### Task to carry out
Omit every picture and return the rest of the data unaltered.

### Material supplied
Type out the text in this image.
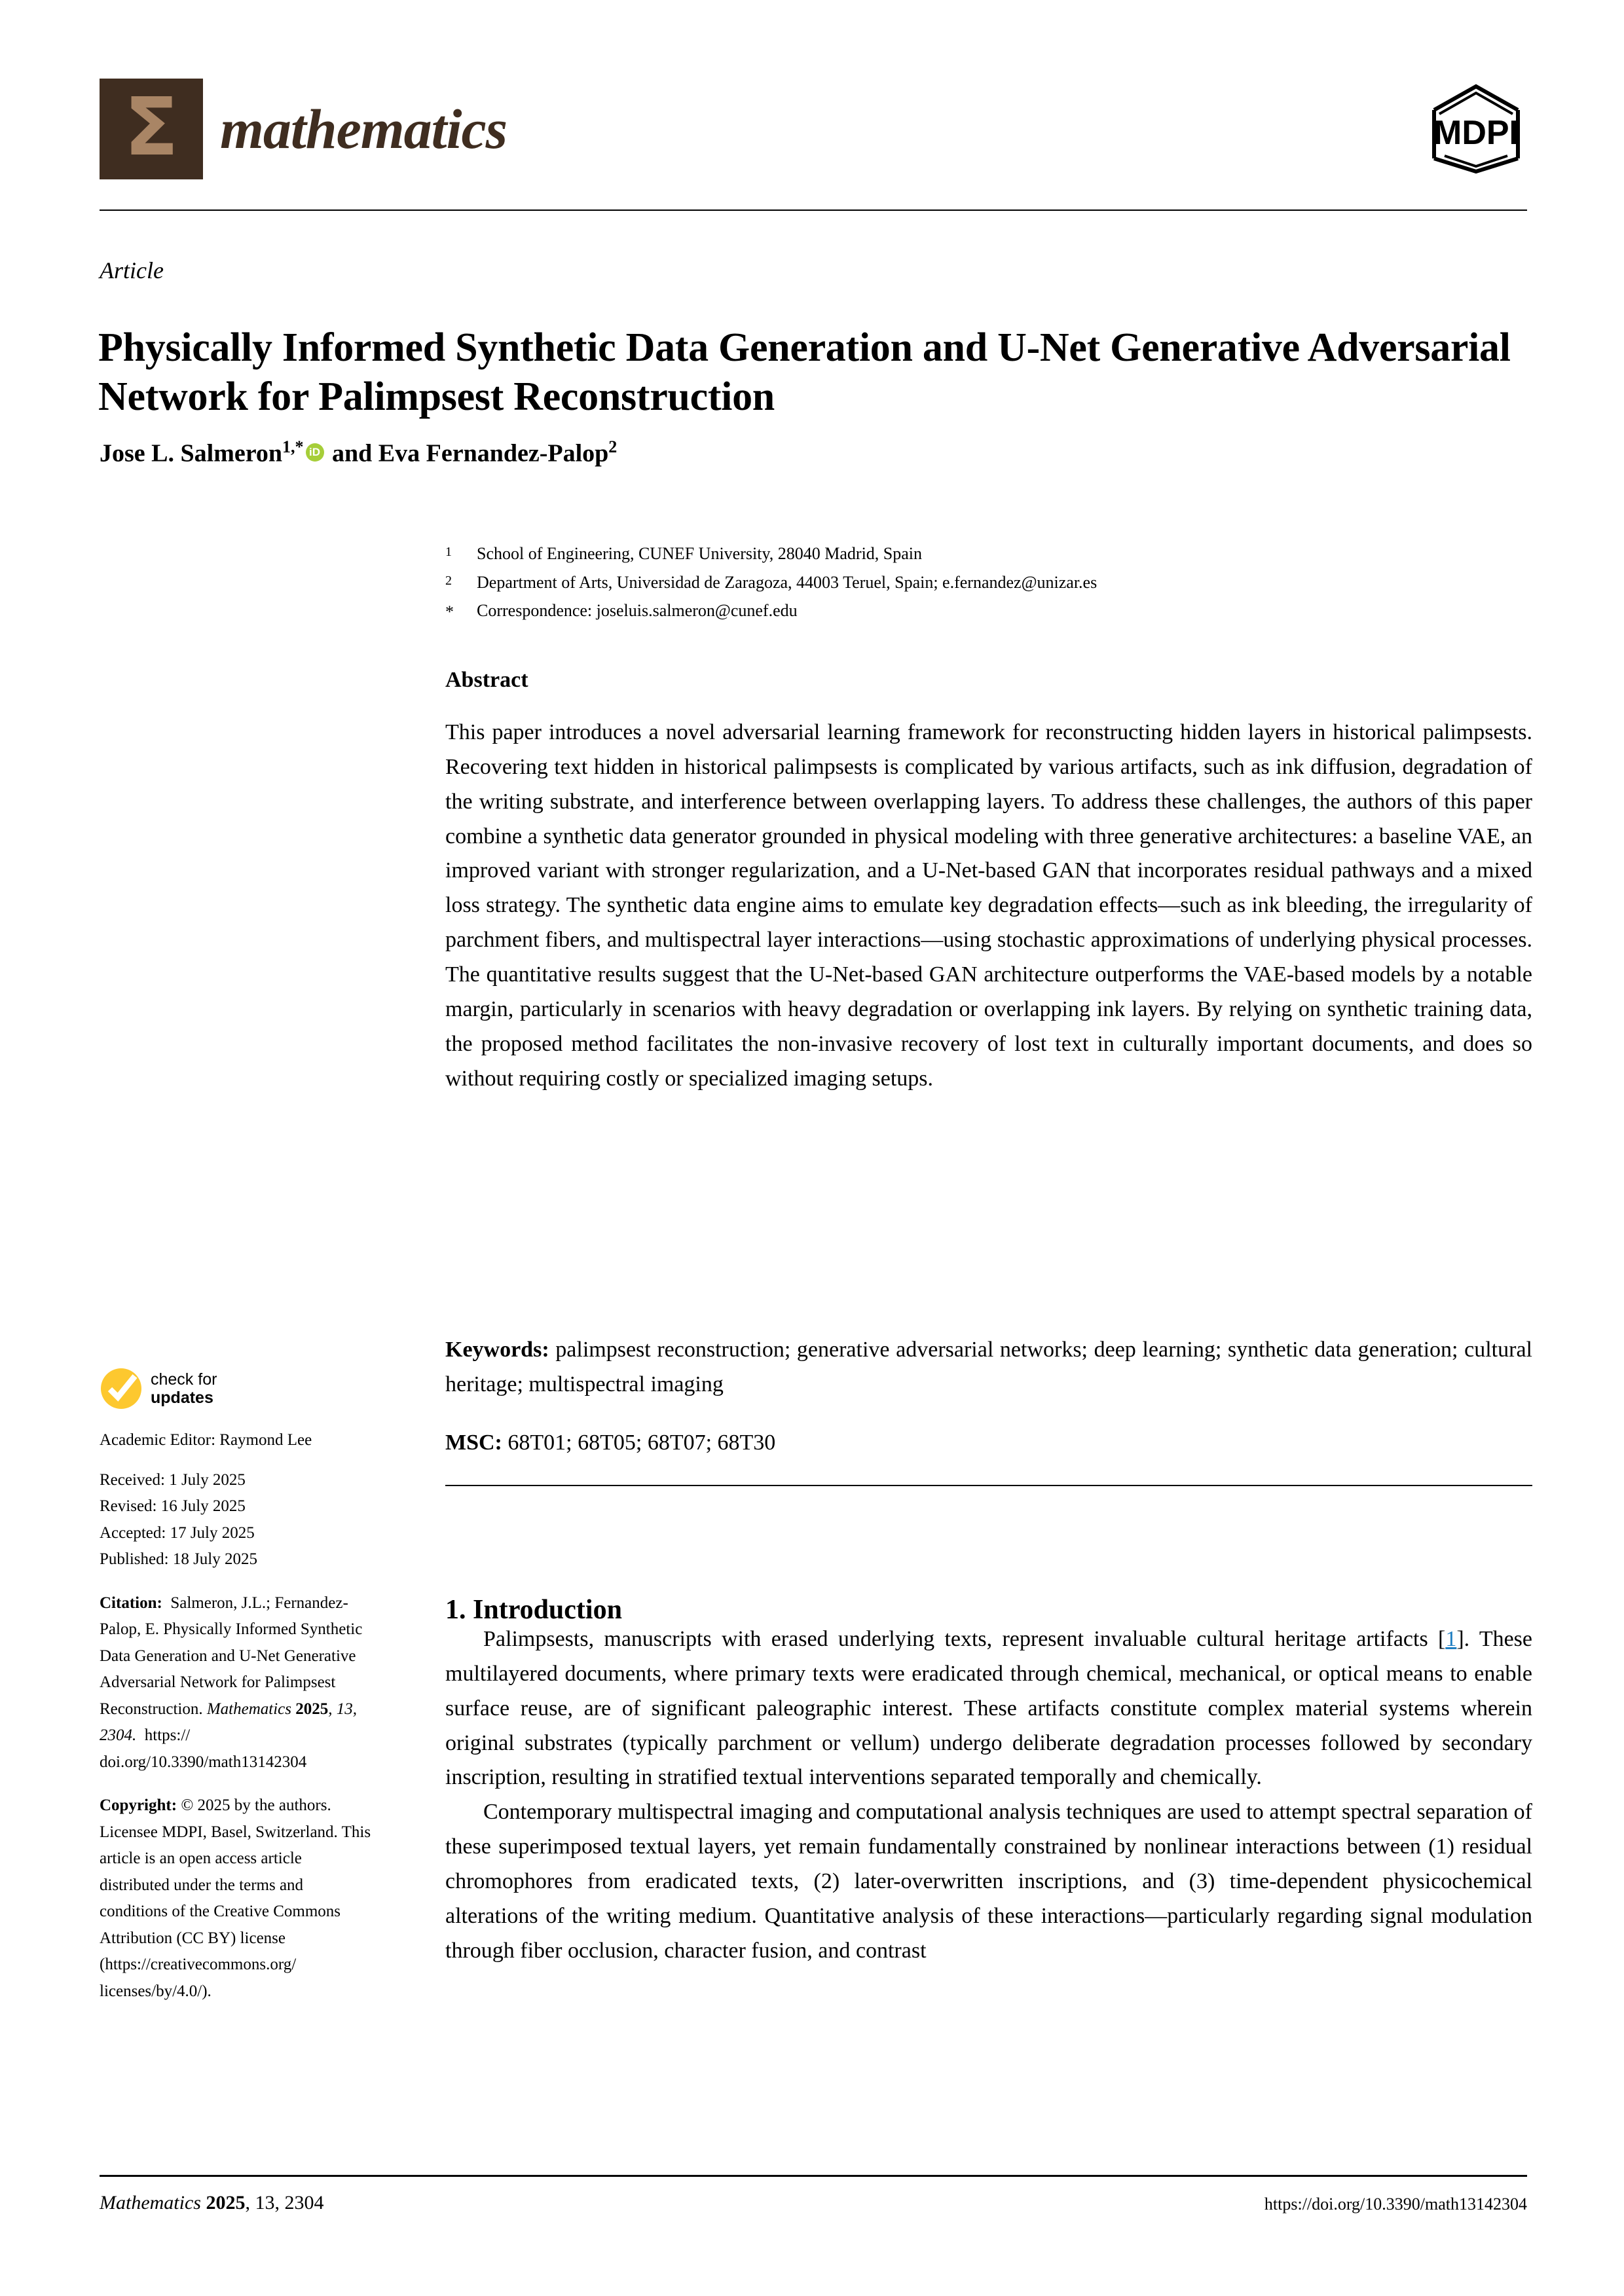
Σ mathematics	MDPI
Article
Physically Informed Synthetic Data Generation and U-Net Generative Adversarial Network for Palimpsest Reconstruction
Jose L. Salmeron$^{1,*}$ iD and Eva Fernandez-Palop$^2$
1	School of Engineering, CUNEF University, 28040 Madrid, Spain
2	Department of Arts, Universidad de Zaragoza, 44003 Teruel, Spain; e.fernandez@unizar.es
*	Correspondence: joseluis.salmeron@cunef.edu
Abstract
This paper introduces a novel adversarial learning framework for reconstructing hidden layers in historical palimpsests. Recovering text hidden in historical palimpsests is complicated by various artifacts, such as ink diffusion, degradation of the writing substrate, and interference between overlapping layers. To address these challenges, the authors of this paper combine a synthetic data generator grounded in physical modeling with three generative architectures: a baseline VAE, an improved variant with stronger regularization, and a U-Net-based GAN that incorporates residual pathways and a mixed loss strategy. The synthetic data engine aims to emulate key degradation effects—such as ink bleeding, the irregularity of parchment fibers, and multispectral layer interactions—using stochastic approximations of underlying physical processes. The quantitative results suggest that the U-Net-based GAN architecture outperforms the VAE-based models by a notable margin, particularly in scenarios with heavy degradation or overlapping ink layers. By relying on synthetic training data, the proposed method facilitates the non-invasive recovery of lost text in culturally important documents, and does so without requiring costly or specialized imaging setups.
Keywords: palimpsest reconstruction; generative adversarial networks; deep learning; synthetic data generation; cultural heritage; multispectral imaging
MSC: 68T01; 68T05; 68T07; 68T30
1. Introduction

Palimpsests, manuscripts with erased underlying texts, represent invaluable cultural heritage artifacts [1]. These multilayered documents, where primary texts were eradicated through chemical, mechanical, or optical means to enable surface reuse, are of significant paleographic interest. These artifacts constitute complex material systems wherein original substrates (typically parchment or vellum) undergo deliberate degradation processes followed by secondary inscription, resulting in stratified textual interventions separated temporally and chemically.

Contemporary multispectral imaging and computational analysis techniques are used to attempt spectral separation of these superimposed textual layers, yet remain fundamentally constrained by nonlinear interactions between (1) residual chromophores from eradicated texts, (2) later-overwritten inscriptions, and (3) time-dependent physicochemical alterations of the writing medium. Quantitative analysis of these interactions—particularly regarding signal modulation through fiber occlusion, character fusion, and contrast

check for
updates
Academic Editor: Raymond Lee
Received: 1 July 2025
Revised: 16 July 2025
Accepted: 17 July 2025
Published: 18 July 2025
Citation: Salmeron, J.L.; Fernandez-Palop, E. Physically Informed Synthetic Data Generation and U-Net Generative Adversarial Network for Palimpsest Reconstruction. Mathematics 2025, 13, 2304. https:// doi.org/10.3390/math13142304
Copyright: © 2025 by the authors. Licensee MDPI, Basel, Switzerland. This article is an open access article distributed under the terms and conditions of the Creative Commons Attribution (CC BY) license (https://creativecommons.org/ licenses/by/4.0/).
Mathematics 2025, 13, 2304	https://doi.org/10.3390/math13142304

### Reply
Type out the text in this image.
Σ mathematics	MDPI
Article
Physically Informed Synthetic Data Generation and U-Net Generative Adversarial Network for Palimpsest Reconstruction
Jose L. Salmeron$^{1,*}$ iD and Eva Fernandez-Palop$^2$
1	School of Engineering, CUNEF University, 28040 Madrid, Spain
2	Department of Arts, Universidad de Zaragoza, 44003 Teruel, Spain; e.fernandez@unizar.es
*	Correspondence: joseluis.salmeron@cunef.edu
Abstract
This paper introduces a novel adversarial learning framework for reconstructing hidden layers in historical palimpsests. Recovering text hidden in historical palimpsests is complicated by various artifacts, such as ink diffusion, degradation of the writing substrate, and interference between overlapping layers. To address these challenges, the authors of this paper combine a synthetic data generator grounded in physical modeling with three generative architectures: a baseline VAE, an improved variant with stronger regularization, and a U-Net-based GAN that incorporates residual pathways and a mixed loss strategy. The synthetic data engine aims to emulate key degradation effects—such as ink bleeding, the irregularity of parchment fibers, and multispectral layer interactions—using stochastic approximations of underlying physical processes. The quantitative results suggest that the U-Net-based GAN architecture outperforms the VAE-based models by a notable margin, particularly in scenarios with heavy degradation or overlapping ink layers. By relying on synthetic training data, the proposed method facilitates the non-invasive recovery of lost text in culturally important documents, and does so without requiring costly or specialized imaging setups.
Keywords: palimpsest reconstruction; generative adversarial networks; deep learning; synthetic data generation; cultural heritage; multispectral imaging
MSC: 68T01; 68T05; 68T07; 68T30
1. Introduction

Palimpsests, manuscripts with erased underlying texts, represent invaluable cultural heritage artifacts [1]. These multilayered documents, where primary texts were eradicated through chemical, mechanical, or optical means to enable surface reuse, are of significant paleographic interest. These artifacts constitute complex material systems wherein original substrates (typically parchment or vellum) undergo deliberate degradation processes followed by secondary inscription, resulting in stratified textual interventions separated temporally and chemically.

Contemporary multispectral imaging and computational analysis techniques are used to attempt spectral separation of these superimposed textual layers, yet remain fundamentally constrained by nonlinear interactions between (1) residual chromophores from eradicated texts, (2) later-overwritten inscriptions, and (3) time-dependent physicochemical alterations of the writing medium. Quantitative analysis of these interactions—particularly regarding signal modulation through fiber occlusion, character fusion, and contrast

check for
updates
Academic Editor: Raymond Lee
Received: 1 July 2025
Revised: 16 July 2025
Accepted: 17 July 2025
Published: 18 July 2025
Citation: Salmeron, J.L.; Fernandez-Palop, E. Physically Informed Synthetic Data Generation and U-Net Generative Adversarial Network for Palimpsest Reconstruction. Mathematics 2025, 13, 2304. https:// doi.org/10.3390/math13142304
Copyright: © 2025 by the authors. Licensee MDPI, Basel, Switzerland. This article is an open access article distributed under the terms and conditions of the Creative Commons Attribution (CC BY) license (https://creativecommons.org/ licenses/by/4.0/).
Mathematics 2025, 13, 2304	https://doi.org/10.3390/math13142304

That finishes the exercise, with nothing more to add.